Exercise description
Give the number of lines in the data that hold the string "predajnú". Nothing else is needed.

Rows from a dataset:
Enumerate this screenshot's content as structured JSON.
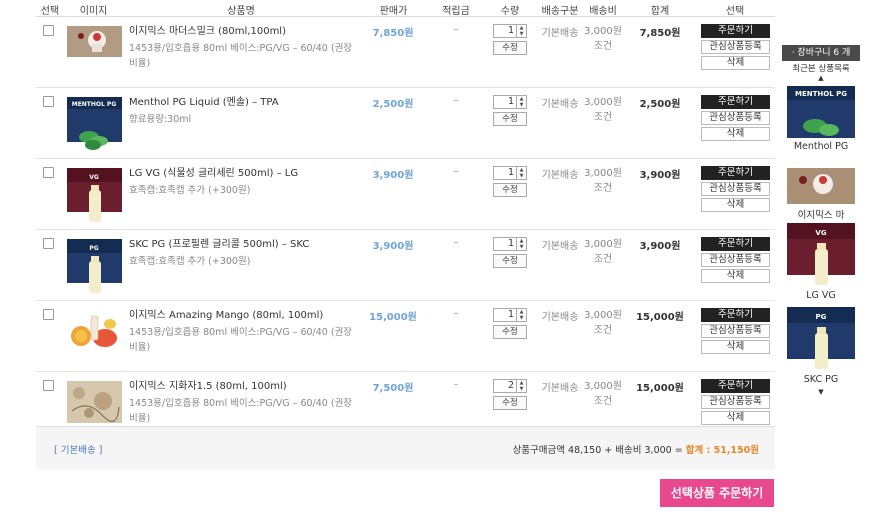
{
  "header": {
    "select": "선택",
    "image": "이미지",
    "product": "상품명",
    "price": "판매가",
    "points": "적립금",
    "qty": "수량",
    "shipping_type": "배송구분",
    "shipping_fee": "배송비",
    "total": "합계",
    "action": "선택"
  },
  "rows": [
    {
      "name": "이지믹스 마더스밀크 (80ml,100ml)",
      "option": "1453용/입호흡용 80ml 베이스:PG/VG – 60/40 (권장비율)",
      "price": "7,850원",
      "points": "–",
      "qty": "1",
      "edit": "수정",
      "ship": "기본배송",
      "fee": "3,000원 조건",
      "total": "7,850원",
      "order": "주문하기",
      "wish": "관심상품등록",
      "del": "삭제"
    },
    {
      "name": "Menthol PG Liquid (멘솔) – TPA",
      "option": "향료용량:30ml",
      "price": "2,500원",
      "points": "–",
      "qty": "1",
      "edit": "수정",
      "ship": "기본배송",
      "fee": "3,000원 조건",
      "total": "2,500원",
      "order": "주문하기",
      "wish": "관심상품등록",
      "del": "삭제"
    },
    {
      "name": "LG VG (식물성 글리세린 500ml) – LG",
      "option": "효족캡:효족캡 추가 (+300원)",
      "price": "3,900원",
      "points": "–",
      "qty": "1",
      "edit": "수정",
      "ship": "기본배송",
      "fee": "3,000원 조건",
      "total": "3,900원",
      "order": "주문하기",
      "wish": "관심상품등록",
      "del": "삭제"
    },
    {
      "name": "SKC PG (프로필렌 글리콜 500ml) – SKC",
      "option": "효족캡:효족캡 추가 (+300원)",
      "price": "3,900원",
      "points": "–",
      "qty": "1",
      "edit": "수정",
      "ship": "기본배송",
      "fee": "3,000원 조건",
      "total": "3,900원",
      "order": "주문하기",
      "wish": "관심상품등록",
      "del": "삭제"
    },
    {
      "name": "이지믹스 Amazing Mango (80ml, 100ml)",
      "option": "1453용/입호흡용 80ml 베이스:PG/VG – 60/40 (권장비율)",
      "price": "15,000원",
      "points": "–",
      "qty": "1",
      "edit": "수정",
      "ship": "기본배송",
      "fee": "3,000원 조건",
      "total": "15,000원",
      "order": "주문하기",
      "wish": "관심상품등록",
      "del": "삭제"
    },
    {
      "name": "이지믹스 지화자1.5 (80ml, 100ml)",
      "option": "1453용/입호흡용 80ml 베이스:PG/VG – 60/40 (권장비율)",
      "price": "7,500원",
      "points": "–",
      "qty": "2",
      "edit": "수정",
      "ship": "기본배송",
      "fee": "3,000원 조건",
      "total": "15,000원",
      "order": "주문하기",
      "wish": "관심상품등록",
      "del": "삭제"
    }
  ],
  "footer": {
    "ship_label": "[ 기본배송 ]",
    "summary_prefix": "상품구매금액 48,150 + 배송비 3,000 = ",
    "summary_total": "합계 : 51,150원"
  },
  "order_selected": "선택상품 주문하기",
  "side": {
    "cart_label": "· 장바구니   6 개",
    "recent_label": "최근본 상품목록",
    "items": [
      "Menthol PG",
      "이지믹스 마",
      "LG VG",
      "SKC PG"
    ]
  },
  "colors": {
    "accent_pink": "#e8488d",
    "price_blue": "#6ea5d6",
    "total_orange": "#e8862b"
  }
}
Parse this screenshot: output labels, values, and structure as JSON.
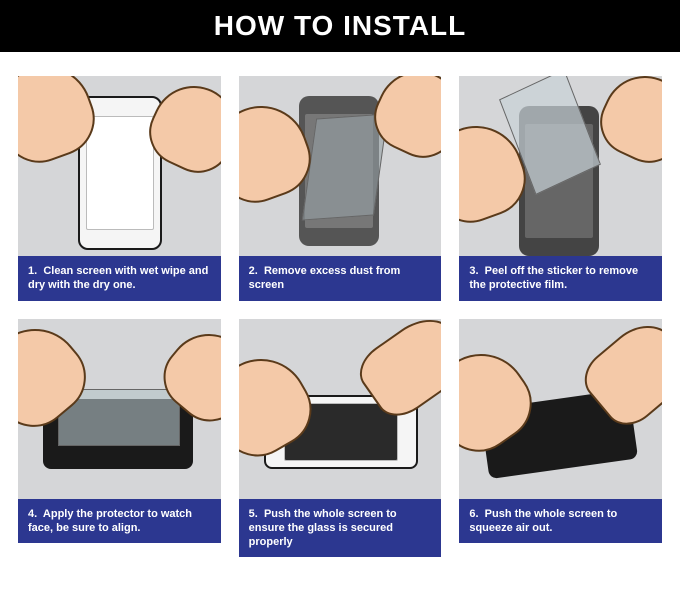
{
  "title": "HOW TO INSTALL",
  "steps": [
    {
      "num": "1.",
      "text": "Clean screen with wet wipe and dry with the dry one."
    },
    {
      "num": "2.",
      "text": "Remove excess dust from screen"
    },
    {
      "num": "3.",
      "text": "Peel off the sticker to remove the protective film."
    },
    {
      "num": "4.",
      "text": "Apply the protector to watch face, be sure to align."
    },
    {
      "num": "5.",
      "text": "Push the whole screen to ensure the glass is secured properly"
    },
    {
      "num": "6.",
      "text": "Push the whole screen to squeeze air out."
    }
  ]
}
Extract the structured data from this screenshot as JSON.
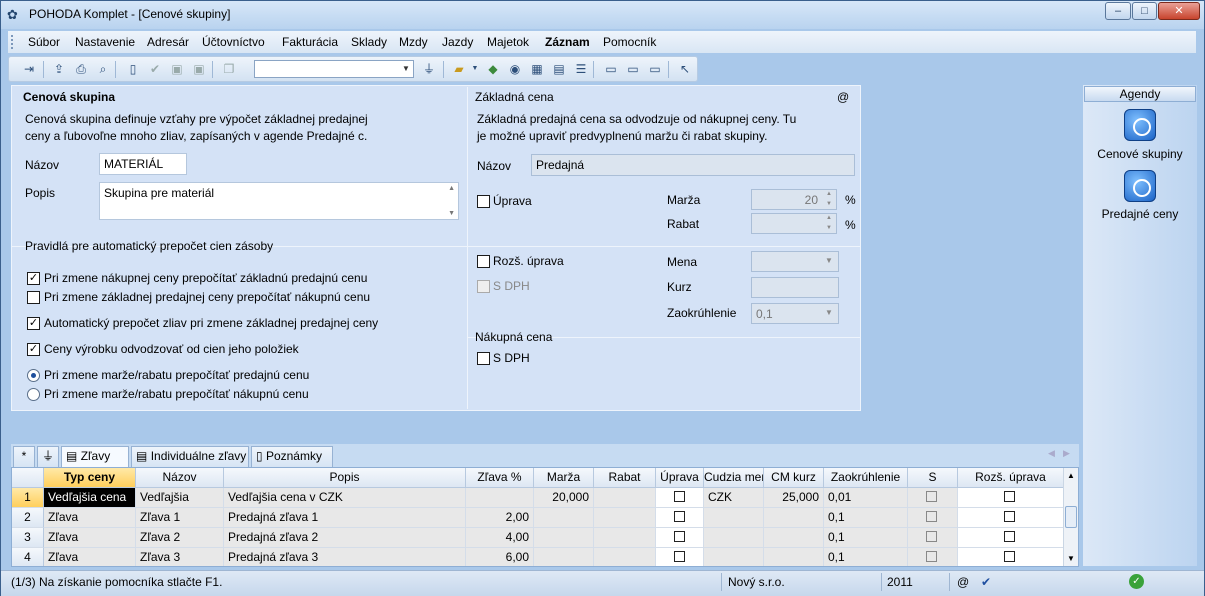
{
  "window": {
    "title": "POHODA Komplet - [Cenové skupiny]"
  },
  "menu": [
    "Súbor",
    "Nastavenie",
    "Adresár",
    "Účtovníctvo",
    "Fakturácia",
    "Sklady",
    "Mzdy",
    "Jazdy",
    "Majetok",
    "Záznam",
    "Pomocník"
  ],
  "toolbar": {
    "icons": [
      "exit-icon",
      "import-icon",
      "print-icon",
      "print-preview-icon",
      "new-record-icon",
      "check-icon",
      "save-icon",
      "save-all-icon",
      "copy-icon",
      "filter-icon",
      "folder-icon",
      "stamp-icon",
      "internet-icon",
      "calculator-icon",
      "calendar-icon",
      "list-icon",
      "window-icon",
      "card-icon",
      "help-pointer-icon"
    ],
    "combo_value": ""
  },
  "cenova_skupina": {
    "title": "Cenová skupina",
    "description": "Cenová skupina definuje vzťahy pre výpočet základnej predajnej ceny a ľubovoľne mnoho zliav, zapísaných v agende Predajné c.",
    "nazov_label": "Názov",
    "nazov_value": "MATERIÁL",
    "popis_label": "Popis",
    "popis_value": "Skupina pre materiál"
  },
  "pravidla": {
    "title": "Pravidlá pre automatický prepočet cien zásoby",
    "checks": [
      {
        "label": "Pri zmene nákupnej ceny prepočítať základnú predajnú cenu",
        "checked": true
      },
      {
        "label": "Pri zmene základnej predajnej ceny prepočítať nákupnú cenu",
        "checked": false
      },
      {
        "label": "Automatický prepočet zliav pri zmene základnej predajnej ceny",
        "checked": true
      },
      {
        "label": "Ceny výrobku odvodzovať od cien jeho položiek",
        "checked": true
      }
    ],
    "radios": [
      {
        "label": "Pri zmene marže/rabatu prepočítať predajnú cenu",
        "selected": true
      },
      {
        "label": "Pri zmene marže/rabatu prepočítať nákupnú cenu",
        "selected": false
      }
    ]
  },
  "zakladna_cena": {
    "title": "Základná cena",
    "at_sign": "@",
    "description": "Základná predajná cena sa odvodzuje od nákupnej ceny. Tu je možné upraviť predvyplnenú maržu či rabat skupiny.",
    "nazov_label": "Názov",
    "nazov_value": "Predajná",
    "uprava_label": "Úprava",
    "marza_label": "Marža",
    "marza_value": "20",
    "rabat_label": "Rabat",
    "rabat_value": "",
    "percent": "%",
    "rozs_uprava_label": "Rozš. úprava",
    "s_dph_label": "S DPH",
    "mena_label": "Mena",
    "mena_value": "",
    "kurz_label": "Kurz",
    "kurz_value": "",
    "zaokruhlenie_label": "Zaokrúhlenie",
    "zaokruhlenie_value": "0,1"
  },
  "nakupna_cena": {
    "title": "Nákupná cena",
    "s_dph_label": "S DPH"
  },
  "agenda": {
    "header": "Agendy",
    "items": [
      "Cenové skupiny",
      "Predajné ceny"
    ]
  },
  "tabs": [
    "Zľavy",
    "Individuálne zľavy",
    "Poznámky"
  ],
  "grid": {
    "columns": [
      "Typ ceny",
      "Názov",
      "Popis",
      "Zľava %",
      "Marža",
      "Rabat",
      "Úprava",
      "Cudzia mena",
      "CM kurz",
      "Zaokrúhlenie",
      "S",
      "Rozš. úprava"
    ],
    "rows": [
      {
        "num": "1",
        "typ": "Vedľajšia cena",
        "nazov": "Vedľajšia",
        "popis": "Vedľajšia cena v CZK",
        "zlava": "",
        "marza": "20,000",
        "rabat": "",
        "cm": "CZK",
        "kurz": "25,000",
        "zaokr": "0,01"
      },
      {
        "num": "2",
        "typ": "Zľava",
        "nazov": "Zľava 1",
        "popis": "Predajná zľava 1",
        "zlava": "2,00",
        "marza": "",
        "rabat": "",
        "cm": "",
        "kurz": "",
        "zaokr": "0,1"
      },
      {
        "num": "3",
        "typ": "Zľava",
        "nazov": "Zľava 2",
        "popis": "Predajná zľava 2",
        "zlava": "4,00",
        "marza": "",
        "rabat": "",
        "cm": "",
        "kurz": "",
        "zaokr": "0,1"
      },
      {
        "num": "4",
        "typ": "Zľava",
        "nazov": "Zľava 3",
        "popis": "Predajná zľava 3",
        "zlava": "6,00",
        "marza": "",
        "rabat": "",
        "cm": "",
        "kurz": "",
        "zaokr": "0,1"
      }
    ]
  },
  "status": {
    "hint": "(1/3) Na získanie pomocníka stlačte F1.",
    "company": "Nový s.r.o.",
    "year": "2011",
    "at": "@"
  }
}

Expected output
2